WORK TO BE COMPLETED :: Look through the listing below and give the number of lines that hold "name". Say nothing more.

(Entries with figure data)

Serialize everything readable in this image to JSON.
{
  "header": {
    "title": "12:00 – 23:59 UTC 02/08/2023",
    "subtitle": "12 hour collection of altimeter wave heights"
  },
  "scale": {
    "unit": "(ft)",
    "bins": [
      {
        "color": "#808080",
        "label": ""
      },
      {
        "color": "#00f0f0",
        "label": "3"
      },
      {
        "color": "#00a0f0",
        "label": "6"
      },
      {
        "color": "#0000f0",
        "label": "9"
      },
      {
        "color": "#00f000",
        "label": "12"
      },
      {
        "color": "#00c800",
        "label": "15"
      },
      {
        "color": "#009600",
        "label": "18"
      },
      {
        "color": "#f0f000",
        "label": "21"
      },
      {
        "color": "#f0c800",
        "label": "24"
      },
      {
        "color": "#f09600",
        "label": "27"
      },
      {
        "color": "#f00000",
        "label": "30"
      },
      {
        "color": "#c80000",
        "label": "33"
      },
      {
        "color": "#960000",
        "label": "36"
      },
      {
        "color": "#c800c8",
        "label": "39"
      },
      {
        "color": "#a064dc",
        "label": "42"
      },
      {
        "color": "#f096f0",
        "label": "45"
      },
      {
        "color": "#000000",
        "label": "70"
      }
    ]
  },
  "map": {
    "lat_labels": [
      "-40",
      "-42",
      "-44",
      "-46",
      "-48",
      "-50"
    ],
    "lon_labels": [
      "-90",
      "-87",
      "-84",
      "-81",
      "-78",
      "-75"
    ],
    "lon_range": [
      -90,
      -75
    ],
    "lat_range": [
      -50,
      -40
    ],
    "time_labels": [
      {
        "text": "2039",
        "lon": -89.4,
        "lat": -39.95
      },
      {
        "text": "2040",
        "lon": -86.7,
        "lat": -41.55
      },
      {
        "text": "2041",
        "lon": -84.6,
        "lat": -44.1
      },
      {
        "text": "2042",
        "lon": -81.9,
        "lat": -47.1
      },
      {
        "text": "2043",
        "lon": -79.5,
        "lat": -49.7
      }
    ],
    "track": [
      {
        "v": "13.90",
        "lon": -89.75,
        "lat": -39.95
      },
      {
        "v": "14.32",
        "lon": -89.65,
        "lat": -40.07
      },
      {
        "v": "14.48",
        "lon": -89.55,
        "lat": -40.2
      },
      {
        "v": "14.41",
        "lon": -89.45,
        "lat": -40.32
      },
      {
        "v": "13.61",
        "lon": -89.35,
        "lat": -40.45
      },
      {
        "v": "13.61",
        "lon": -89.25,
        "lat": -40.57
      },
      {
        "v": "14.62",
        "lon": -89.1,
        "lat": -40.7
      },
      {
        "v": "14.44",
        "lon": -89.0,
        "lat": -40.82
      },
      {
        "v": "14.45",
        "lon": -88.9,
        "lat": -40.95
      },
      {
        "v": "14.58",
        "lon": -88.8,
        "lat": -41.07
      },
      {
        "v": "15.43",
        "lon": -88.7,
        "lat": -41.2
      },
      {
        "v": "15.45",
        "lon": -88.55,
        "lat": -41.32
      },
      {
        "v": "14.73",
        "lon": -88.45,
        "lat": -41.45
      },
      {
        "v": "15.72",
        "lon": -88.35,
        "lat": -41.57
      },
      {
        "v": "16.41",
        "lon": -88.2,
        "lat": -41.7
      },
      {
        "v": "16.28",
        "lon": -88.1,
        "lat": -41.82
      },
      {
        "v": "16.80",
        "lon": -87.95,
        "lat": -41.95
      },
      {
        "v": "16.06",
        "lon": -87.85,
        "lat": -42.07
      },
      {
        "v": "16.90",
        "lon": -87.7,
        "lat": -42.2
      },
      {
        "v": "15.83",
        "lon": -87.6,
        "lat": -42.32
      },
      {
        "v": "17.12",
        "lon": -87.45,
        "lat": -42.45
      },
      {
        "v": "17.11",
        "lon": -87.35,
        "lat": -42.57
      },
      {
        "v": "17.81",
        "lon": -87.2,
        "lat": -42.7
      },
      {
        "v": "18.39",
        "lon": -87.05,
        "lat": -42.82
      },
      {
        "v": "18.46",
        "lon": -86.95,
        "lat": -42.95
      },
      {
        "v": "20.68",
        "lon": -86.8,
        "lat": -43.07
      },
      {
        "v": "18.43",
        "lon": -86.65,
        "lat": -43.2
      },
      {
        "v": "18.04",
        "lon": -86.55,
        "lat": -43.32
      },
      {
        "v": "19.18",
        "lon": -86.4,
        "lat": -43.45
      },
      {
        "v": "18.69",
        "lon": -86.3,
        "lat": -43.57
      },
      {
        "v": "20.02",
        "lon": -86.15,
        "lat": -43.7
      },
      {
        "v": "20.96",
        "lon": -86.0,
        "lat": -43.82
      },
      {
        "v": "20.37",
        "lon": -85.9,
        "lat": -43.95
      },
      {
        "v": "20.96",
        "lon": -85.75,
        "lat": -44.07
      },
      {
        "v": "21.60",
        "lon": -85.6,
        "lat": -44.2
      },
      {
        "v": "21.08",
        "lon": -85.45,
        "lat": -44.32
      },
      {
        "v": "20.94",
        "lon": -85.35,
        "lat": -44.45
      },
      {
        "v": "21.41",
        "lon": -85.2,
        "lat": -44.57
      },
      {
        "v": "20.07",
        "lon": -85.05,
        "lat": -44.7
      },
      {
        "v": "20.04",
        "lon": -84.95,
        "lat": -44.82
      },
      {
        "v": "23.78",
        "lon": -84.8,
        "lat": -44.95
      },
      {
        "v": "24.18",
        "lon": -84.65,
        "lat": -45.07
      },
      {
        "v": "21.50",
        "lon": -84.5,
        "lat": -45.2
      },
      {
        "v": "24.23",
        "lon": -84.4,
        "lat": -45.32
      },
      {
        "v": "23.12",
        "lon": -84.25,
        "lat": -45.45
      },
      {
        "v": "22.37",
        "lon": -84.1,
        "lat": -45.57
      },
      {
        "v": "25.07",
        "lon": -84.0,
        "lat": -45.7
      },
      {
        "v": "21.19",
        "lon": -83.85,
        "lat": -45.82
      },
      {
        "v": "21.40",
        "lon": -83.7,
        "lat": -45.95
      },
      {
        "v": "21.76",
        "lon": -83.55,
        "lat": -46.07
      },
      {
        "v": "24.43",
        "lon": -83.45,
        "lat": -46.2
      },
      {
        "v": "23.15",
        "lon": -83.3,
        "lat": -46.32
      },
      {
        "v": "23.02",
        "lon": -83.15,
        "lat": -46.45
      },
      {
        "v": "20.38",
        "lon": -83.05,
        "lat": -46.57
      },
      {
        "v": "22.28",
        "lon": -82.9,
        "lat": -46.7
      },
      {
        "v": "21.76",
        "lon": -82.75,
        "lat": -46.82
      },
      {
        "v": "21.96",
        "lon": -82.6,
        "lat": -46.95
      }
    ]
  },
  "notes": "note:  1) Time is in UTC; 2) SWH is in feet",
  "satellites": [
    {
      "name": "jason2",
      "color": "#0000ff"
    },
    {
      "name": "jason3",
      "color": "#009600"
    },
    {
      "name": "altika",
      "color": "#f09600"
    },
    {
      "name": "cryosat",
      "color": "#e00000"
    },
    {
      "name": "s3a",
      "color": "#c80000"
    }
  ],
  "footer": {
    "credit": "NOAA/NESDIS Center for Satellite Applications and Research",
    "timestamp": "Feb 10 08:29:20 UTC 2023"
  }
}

SOLUTION :: 5